-- start of GIVEN RECORDS --

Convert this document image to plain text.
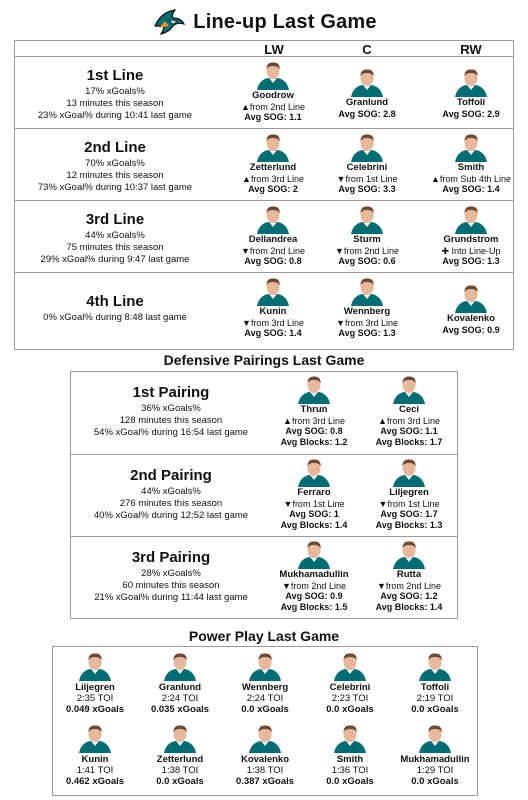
Line-up Last Game
LW	C	RW
1st Line
17% xGoals%
13 minutes this season
23% xGoal% during 10:41 last game
Goodrow
▲from 2nd Line
Avg SOG: 1.1
Granlund
Avg SOG: 2.8
Toffoli
Avg SOG: 2.9
2nd Line
70% xGoals%
12 minutes this season
73% xGoal% during 10:37 last game
Zetterlund
▲from 3rd Line
Avg SOG: 2
Celebrini
▼from 1st Line
Avg SOG: 3.3
Smith
▲from Sub 4th Line
Avg SOG: 1.4
3rd Line
44% xGoals%
75 minutes this season
29% xGoal% during 9:47 last game
Dellandrea
▼from 2nd Line
Avg SOG: 0.8
Sturm
▼from 2nd Line
Avg SOG: 0.6
Grundstrom
✚ Into Line-Up
Avg SOG: 1.3
4th Line
0% xGoal% during 8:48 last game
Kunin
▼from 3rd Line
Avg SOG: 1.4
Wennberg
▼from 3rd Line
Avg SOG: 1.3
Kovalenko
Avg SOG: 0.9
Defensive Pairings Last Game
1st Pairing
36% xGoals%
128 minutes this season
54% xGoal% during 16:54 last game
Thrun
▲from 3rd Line
Avg SOG: 0.8
Avg Blocks: 1.2
Ceci
▲from 3rd Line
Avg SOG: 1.1
Avg Blocks: 1.7
2nd Pairing
44% xGoals%
276 minutes this season
40% xGoal% during 12:52 last game
Ferraro
▼from 1st Line
Avg SOG: 1
Avg Blocks: 1.4
Liljegren
▼from 1st Line
Avg SOG: 1.7
Avg Blocks: 1.3
3rd Pairing
28% xGoals%
60 minutes this season
21% xGoal% during 11:44 last game
Mukhamadullin
▼from 2nd Line
Avg SOG: 0.9
Avg Blocks: 1.5
Rutta
▼from 2nd Line
Avg SOG: 1.2
Avg Blocks: 1.4
Power Play Last Game
Liljegren
2:35 TOI
0.049 xGoals
Granlund
2:24 TOI
0.035 xGoals
Wennberg
2:24 TOI
0.0 xGoals
Celebrini
2:23 TOI
0.0 xGoals
Toffoli
2:19 TOI
0.0 xGoals
Kunin
1:41 TOI
0.462 xGoals
Zetterlund
1:38 TOI
0.0 xGoals
Kovalenko
1:38 TOI
0.387 xGoals
Smith
1:36 TOI
0.0 xGoals
Mukhamadullin
1:29 TOI
0.0 xGoals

-- end of GIVEN RECORDS --

_AIM_
Write out every line of the data that holds the word "minutes".

_RESULT_
13 minutes this season
12 minutes this season
75 minutes this season
128 minutes this season
276 minutes this season
60 minutes this season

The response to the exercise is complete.